_TO DO_: Here are some records; copy every line that holds the word "eaux".

(Dataset items)

-- Start --

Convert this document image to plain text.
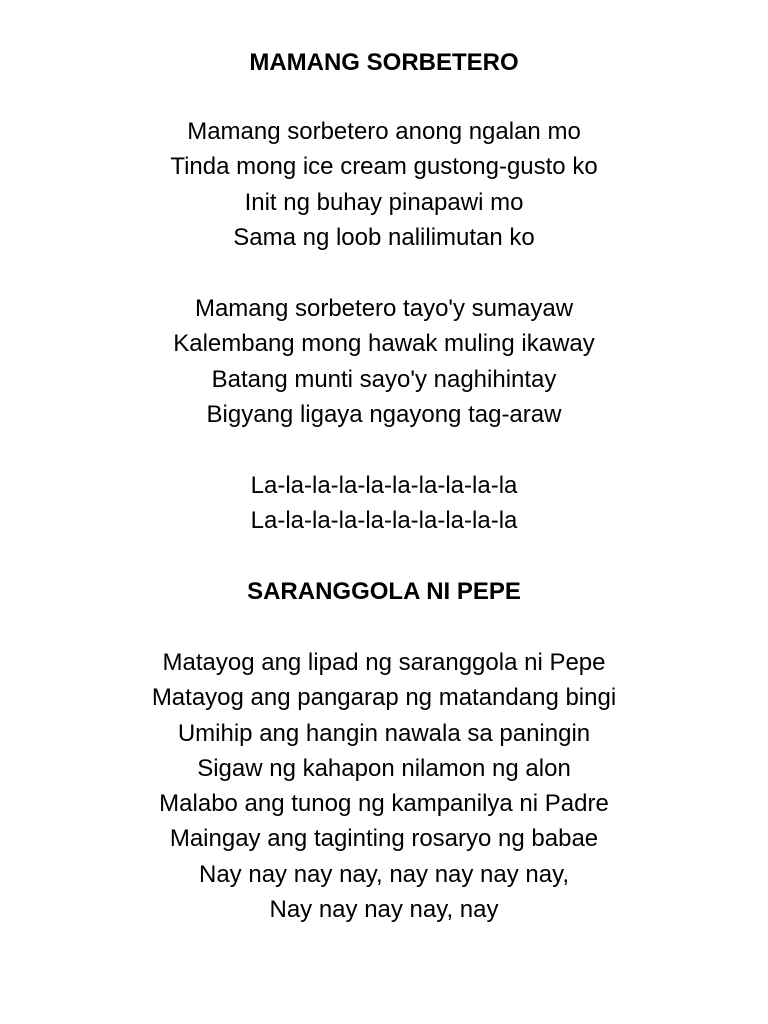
MAMANG SORBETERO

Mamang sorbetero anong ngalan mo

Tinda mong ice cream gustong-gusto ko

Init ng buhay pinapawi mo

Sama ng loob nalilimutan ko

Mamang sorbetero tayo'y sumayaw

Kalembang mong hawak muling ikaway

Batang munti sayo'y naghihintay

Bigyang ligaya ngayong tag-araw

La-la-la-la-la-la-la-la-la-la

La-la-la-la-la-la-la-la-la-la

SARANGGOLA NI PEPE

Matayog ang lipad ng saranggola ni Pepe

Matayog ang pangarap ng matandang bingi

Umihip ang hangin nawala sa paningin

Sigaw ng kahapon nilamon ng alon

Malabo ang tunog ng kampanilya ni Padre

Maingay ang taginting rosaryo ng babae

Nay nay nay nay, nay nay nay nay,

Nay nay nay nay, nay
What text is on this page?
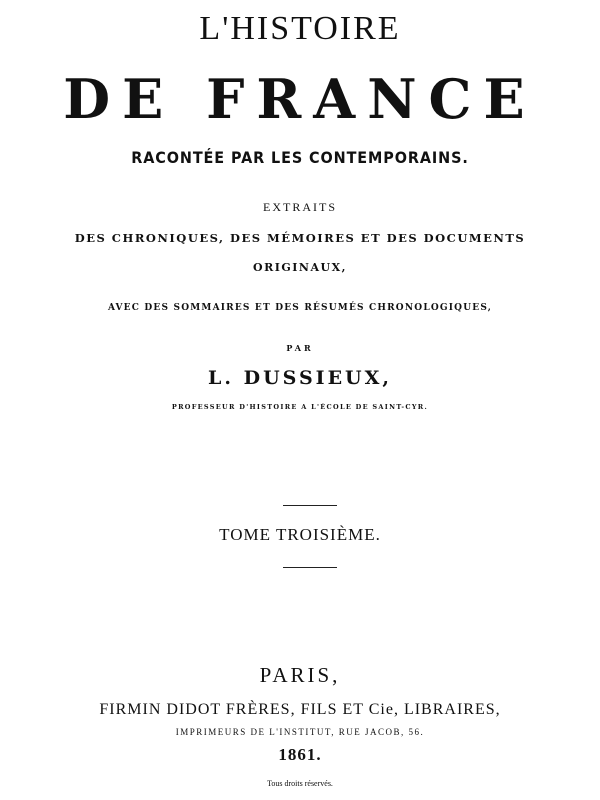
L'HISTOIRE
DE FRANCE
RACONTÉE PAR LES CONTEMPORAINS.
EXTRAITS
DES CHRONIQUES, DES MÉMOIRES ET DES DOCUMENTS
ORIGINAUX,
AVEC DES SOMMAIRES ET DES RÉSUMÉS CHRONOLOGIQUES,
PAR
L. DUSSIEUX,
PROFESSEUR D'HISTOIRE A L'ÉCOLE DE SAINT-CYR.
TOME TROISIÈME.
PARIS,
FIRMIN DIDOT FRÈRES, FILS ET Cie, LIBRAIRES,
IMPRIMEURS DE L'INSTITUT, RUE JACOB, 56.
1861.
Tous droits réservés.
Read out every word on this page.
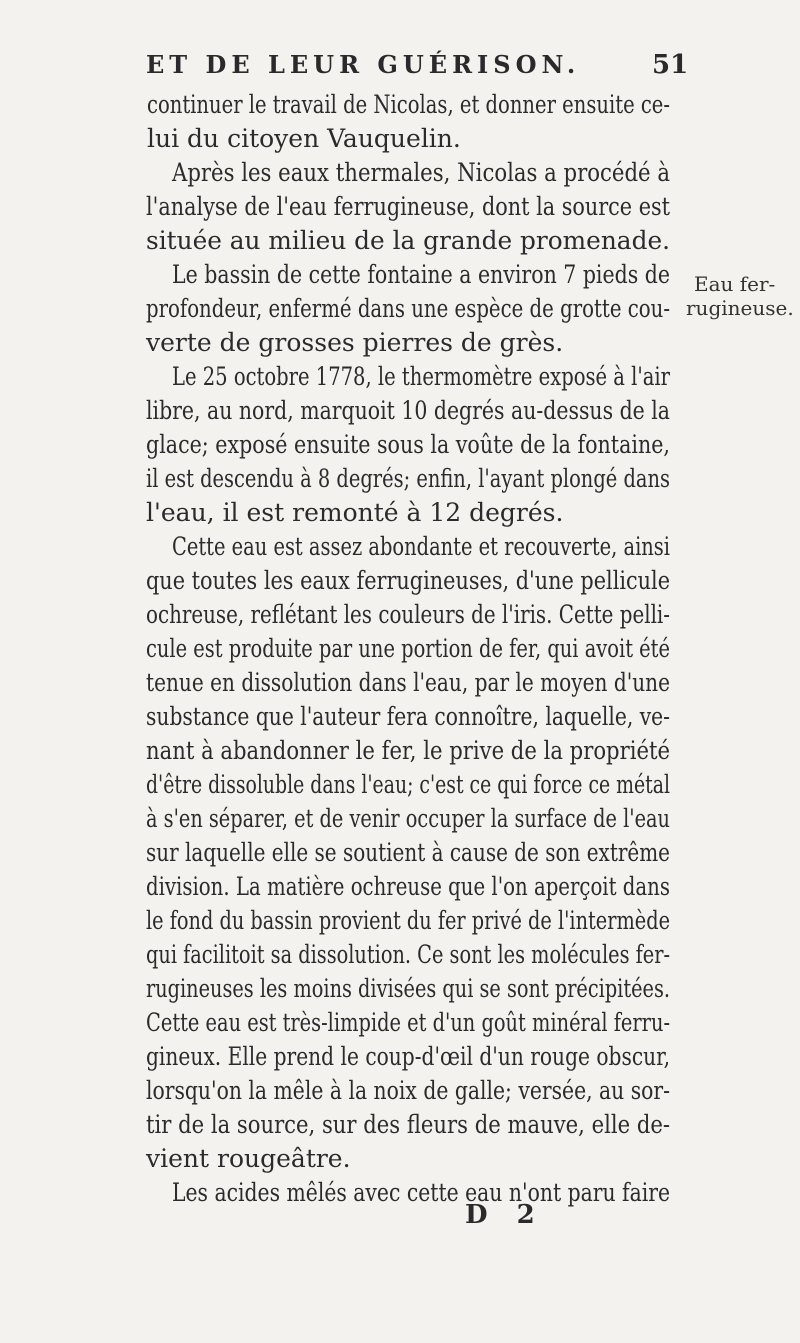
ET DE LEUR GUÉRISON.	51
continuer le travail de Nicolas, et donner ensuite ce-
lui du citoyen Vauquelin.
Après les eaux thermales, Nicolas a procédé à
l'analyse de l'eau ferrugineuse, dont la source est
située au milieu de la grande promenade.
Le bassin de cette fontaine a environ 7 pieds de
profondeur, enfermé dans une espèce de grotte cou-
verte de grosses pierres de grès.
Le 25 octobre 1778, le thermomètre exposé à l'air
libre, au nord, marquoit 10 degrés au-dessus de la
glace; exposé ensuite sous la voûte de la fontaine,
il est descendu à 8 degrés; enfin, l'ayant plongé dans
l'eau, il est remonté à 12 degrés.
Cette eau est assez abondante et recouverte, ainsi
que toutes les eaux ferrugineuses, d'une pellicule
ochreuse, reflétant les couleurs de l'iris. Cette pelli-
cule est produite par une portion de fer, qui avoit été
tenue en dissolution dans l'eau, par le moyen d'une
substance que l'auteur fera connoître, laquelle, ve-
nant à abandonner le fer, le prive de la propriété
d'être dissoluble dans l'eau; c'est ce qui force ce métal
à s'en séparer, et de venir occuper la surface de l'eau
sur laquelle elle se soutient à cause de son extrême
division. La matière ochreuse que l'on aperçoit dans
le fond du bassin provient du fer privé de l'intermède
qui facilitoit sa dissolution. Ce sont les molécules fer-
rugineuses les moins divisées qui se sont précipitées.
Cette eau est très-limpide et d'un goût minéral ferru-
gineux. Elle prend le coup-d'œil d'un rouge obscur,
lorsqu'on la mêle à la noix de galle; versée, au sor-
tir de la source, sur des fleurs de mauve, elle de-
vient rougeâtre.
Les acides mêlés avec cette eau n'ont paru faire
Eau fer-
rugineuse.
D 2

-- End --

_SOLUTION TO THIS PROBLEM_:
Après les eaux thermales, Nicolas a procédé à
que toutes les eaux ferrugineuses, d'une pellicule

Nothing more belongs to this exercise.